**WRITTEN TASK:** Copy the material that follows word for word and omit its pictures.

**DATA TO PROCESS:**
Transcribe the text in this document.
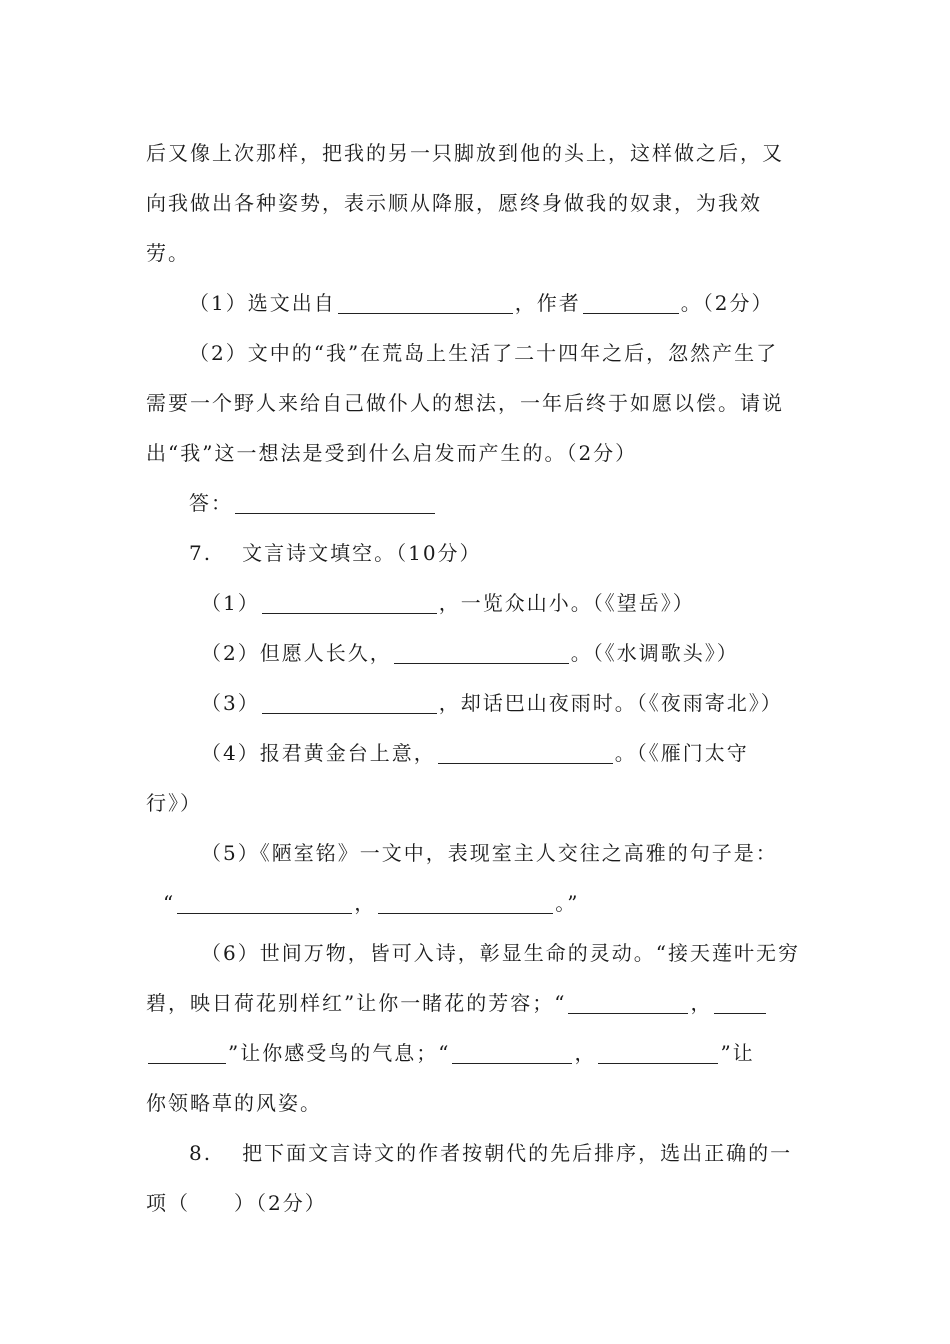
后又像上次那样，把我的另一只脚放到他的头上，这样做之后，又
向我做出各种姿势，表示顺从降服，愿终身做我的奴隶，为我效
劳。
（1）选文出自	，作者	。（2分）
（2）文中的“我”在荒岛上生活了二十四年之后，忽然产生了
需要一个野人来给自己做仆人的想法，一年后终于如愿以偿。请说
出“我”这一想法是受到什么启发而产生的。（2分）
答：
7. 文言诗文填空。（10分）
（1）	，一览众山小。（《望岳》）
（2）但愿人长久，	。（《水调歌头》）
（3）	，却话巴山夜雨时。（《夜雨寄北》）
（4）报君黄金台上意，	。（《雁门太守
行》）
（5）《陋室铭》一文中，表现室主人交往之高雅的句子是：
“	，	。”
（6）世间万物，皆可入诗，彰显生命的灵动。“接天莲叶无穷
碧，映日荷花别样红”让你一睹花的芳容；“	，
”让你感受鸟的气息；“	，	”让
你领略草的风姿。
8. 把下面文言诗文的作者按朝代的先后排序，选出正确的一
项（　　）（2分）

**FINAL ANSWER:**
Transcribe the text in this document.
后又像上次那样，把我的另一只脚放到他的头上，这样做之后，又
向我做出各种姿势，表示顺从降服，愿终身做我的奴隶，为我效
劳。
（1）选文出自	，作者	。（2分）
（2）文中的“我”在荒岛上生活了二十四年之后，忽然产生了
需要一个野人来给自己做仆人的想法，一年后终于如愿以偿。请说
出“我”这一想法是受到什么启发而产生的。（2分）
答：
7. 文言诗文填空。（10分）
（1）	，一览众山小。（《望岳》）
（2）但愿人长久，	。（《水调歌头》）
（3）	，却话巴山夜雨时。（《夜雨寄北》）
（4）报君黄金台上意，	。（《雁门太守
行》）
（5）《陋室铭》一文中，表现室主人交往之高雅的句子是：
“	，	。”
（6）世间万物，皆可入诗，彰显生命的灵动。“接天莲叶无穷
碧，映日荷花别样红”让你一睹花的芳容；“	，
”让你感受鸟的气息；“	，	”让
你领略草的风姿。
8. 把下面文言诗文的作者按朝代的先后排序，选出正确的一
项（　　）（2分）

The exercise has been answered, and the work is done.